>> Start RECORDS SHOWN
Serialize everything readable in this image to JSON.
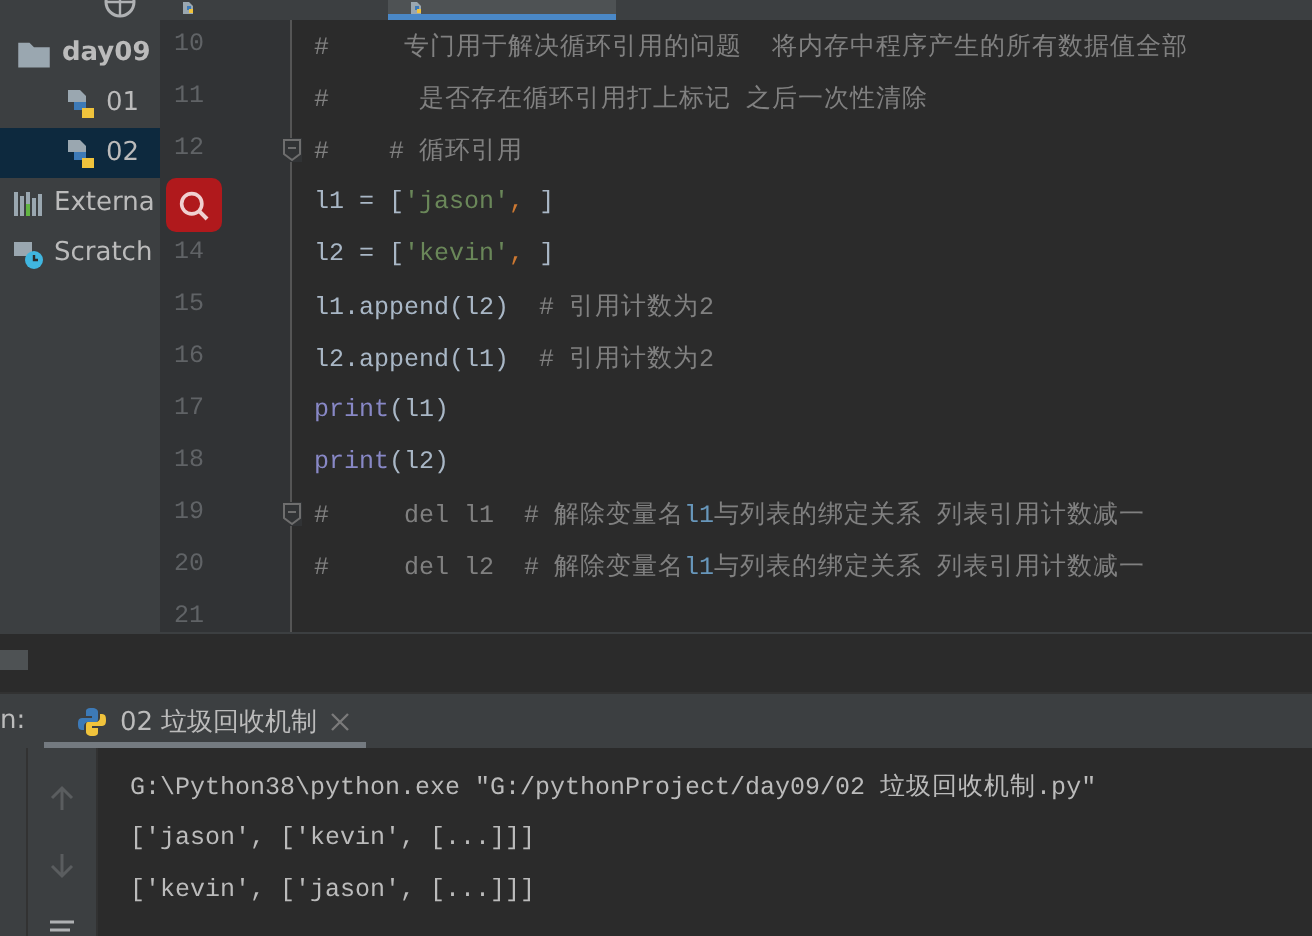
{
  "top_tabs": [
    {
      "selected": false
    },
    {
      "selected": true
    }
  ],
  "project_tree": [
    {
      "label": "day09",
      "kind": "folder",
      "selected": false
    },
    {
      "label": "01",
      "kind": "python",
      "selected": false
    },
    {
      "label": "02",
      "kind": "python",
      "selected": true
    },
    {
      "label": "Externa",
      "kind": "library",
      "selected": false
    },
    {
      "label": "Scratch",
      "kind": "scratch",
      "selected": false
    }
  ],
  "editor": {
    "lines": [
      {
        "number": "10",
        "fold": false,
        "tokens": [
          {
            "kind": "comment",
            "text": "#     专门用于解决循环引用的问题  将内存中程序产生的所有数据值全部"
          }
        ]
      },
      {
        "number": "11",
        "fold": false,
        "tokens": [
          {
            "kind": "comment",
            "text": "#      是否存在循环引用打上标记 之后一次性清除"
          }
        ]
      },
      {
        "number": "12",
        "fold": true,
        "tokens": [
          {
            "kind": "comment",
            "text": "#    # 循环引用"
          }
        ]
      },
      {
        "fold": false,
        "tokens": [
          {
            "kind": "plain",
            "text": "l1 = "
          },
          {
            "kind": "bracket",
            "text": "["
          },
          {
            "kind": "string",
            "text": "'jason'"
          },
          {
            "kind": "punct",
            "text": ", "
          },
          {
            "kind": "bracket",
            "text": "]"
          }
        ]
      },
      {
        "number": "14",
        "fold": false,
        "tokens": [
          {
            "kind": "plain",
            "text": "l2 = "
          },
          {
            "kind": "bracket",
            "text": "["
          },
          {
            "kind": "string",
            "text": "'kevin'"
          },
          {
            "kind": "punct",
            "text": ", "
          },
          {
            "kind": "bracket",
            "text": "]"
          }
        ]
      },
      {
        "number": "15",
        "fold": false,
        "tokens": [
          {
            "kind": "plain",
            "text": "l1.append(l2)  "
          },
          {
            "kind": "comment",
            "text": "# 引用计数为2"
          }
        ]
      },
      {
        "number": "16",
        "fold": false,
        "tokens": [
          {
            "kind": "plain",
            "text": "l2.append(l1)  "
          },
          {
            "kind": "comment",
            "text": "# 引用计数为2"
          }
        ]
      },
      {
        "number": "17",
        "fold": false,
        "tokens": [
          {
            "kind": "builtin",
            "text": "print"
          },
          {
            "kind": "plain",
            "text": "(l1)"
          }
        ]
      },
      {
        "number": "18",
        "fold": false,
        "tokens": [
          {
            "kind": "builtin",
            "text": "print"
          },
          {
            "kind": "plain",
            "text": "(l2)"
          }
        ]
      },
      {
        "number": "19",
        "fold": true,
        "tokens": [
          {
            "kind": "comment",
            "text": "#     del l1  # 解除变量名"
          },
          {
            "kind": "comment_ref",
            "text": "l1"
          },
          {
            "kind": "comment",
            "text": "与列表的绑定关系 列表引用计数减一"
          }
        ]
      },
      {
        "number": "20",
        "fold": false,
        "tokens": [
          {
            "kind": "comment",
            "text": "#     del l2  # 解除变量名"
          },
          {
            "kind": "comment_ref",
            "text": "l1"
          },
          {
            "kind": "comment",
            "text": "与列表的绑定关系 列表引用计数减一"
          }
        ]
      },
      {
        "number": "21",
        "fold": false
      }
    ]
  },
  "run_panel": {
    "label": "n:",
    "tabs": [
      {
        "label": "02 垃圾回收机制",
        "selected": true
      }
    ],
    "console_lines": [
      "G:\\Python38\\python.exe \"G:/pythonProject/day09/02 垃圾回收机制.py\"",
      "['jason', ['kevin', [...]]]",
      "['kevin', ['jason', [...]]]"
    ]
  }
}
>> End RECORDS SHOWN
● AIM OF THE TASK: Reproduce the data above in full, exactly as it is, with the pictures left out.

● RESPONSE TO THE TASK:
Serialize everything readable in this image to JSON.
{
  "top_tabs": [
    {
      "selected": false
    },
    {
      "selected": true
    }
  ],
  "project_tree": [
    {
      "label": "day09",
      "kind": "folder",
      "selected": false
    },
    {
      "label": "01",
      "kind": "python",
      "selected": false
    },
    {
      "label": "02",
      "kind": "python",
      "selected": true
    },
    {
      "label": "Externa",
      "kind": "library",
      "selected": false
    },
    {
      "label": "Scratch",
      "kind": "scratch",
      "selected": false
    }
  ],
  "editor": {
    "lines": [
      {
        "number": "10",
        "fold": false,
        "tokens": [
          {
            "kind": "comment",
            "text": "#     专门用于解决循环引用的问题  将内存中程序产生的所有数据值全部"
          }
        ]
      },
      {
        "number": "11",
        "fold": false,
        "tokens": [
          {
            "kind": "comment",
            "text": "#      是否存在循环引用打上标记 之后一次性清除"
          }
        ]
      },
      {
        "number": "12",
        "fold": true,
        "tokens": [
          {
            "kind": "comment",
            "text": "#    # 循环引用"
          }
        ]
      },
      {
        "fold": false,
        "tokens": [
          {
            "kind": "plain",
            "text": "l1 = "
          },
          {
            "kind": "bracket",
            "text": "["
          },
          {
            "kind": "string",
            "text": "'jason'"
          },
          {
            "kind": "punct",
            "text": ", "
          },
          {
            "kind": "bracket",
            "text": "]"
          }
        ]
      },
      {
        "number": "14",
        "fold": false,
        "tokens": [
          {
            "kind": "plain",
            "text": "l2 = "
          },
          {
            "kind": "bracket",
            "text": "["
          },
          {
            "kind": "string",
            "text": "'kevin'"
          },
          {
            "kind": "punct",
            "text": ", "
          },
          {
            "kind": "bracket",
            "text": "]"
          }
        ]
      },
      {
        "number": "15",
        "fold": false,
        "tokens": [
          {
            "kind": "plain",
            "text": "l1.append(l2)  "
          },
          {
            "kind": "comment",
            "text": "# 引用计数为2"
          }
        ]
      },
      {
        "number": "16",
        "fold": false,
        "tokens": [
          {
            "kind": "plain",
            "text": "l2.append(l1)  "
          },
          {
            "kind": "comment",
            "text": "# 引用计数为2"
          }
        ]
      },
      {
        "number": "17",
        "fold": false,
        "tokens": [
          {
            "kind": "builtin",
            "text": "print"
          },
          {
            "kind": "plain",
            "text": "(l1)"
          }
        ]
      },
      {
        "number": "18",
        "fold": false,
        "tokens": [
          {
            "kind": "builtin",
            "text": "print"
          },
          {
            "kind": "plain",
            "text": "(l2)"
          }
        ]
      },
      {
        "number": "19",
        "fold": true,
        "tokens": [
          {
            "kind": "comment",
            "text": "#     del l1  # 解除变量名"
          },
          {
            "kind": "comment_ref",
            "text": "l1"
          },
          {
            "kind": "comment",
            "text": "与列表的绑定关系 列表引用计数减一"
          }
        ]
      },
      {
        "number": "20",
        "fold": false,
        "tokens": [
          {
            "kind": "comment",
            "text": "#     del l2  # 解除变量名"
          },
          {
            "kind": "comment_ref",
            "text": "l1"
          },
          {
            "kind": "comment",
            "text": "与列表的绑定关系 列表引用计数减一"
          }
        ]
      },
      {
        "number": "21",
        "fold": false
      }
    ]
  },
  "run_panel": {
    "label": "n:",
    "tabs": [
      {
        "label": "02 垃圾回收机制",
        "selected": true
      }
    ],
    "console_lines": [
      "G:\\Python38\\python.exe \"G:/pythonProject/day09/02 垃圾回收机制.py\"",
      "['jason', ['kevin', [...]]]",
      "['kevin', ['jason', [...]]]"
    ]
  }
}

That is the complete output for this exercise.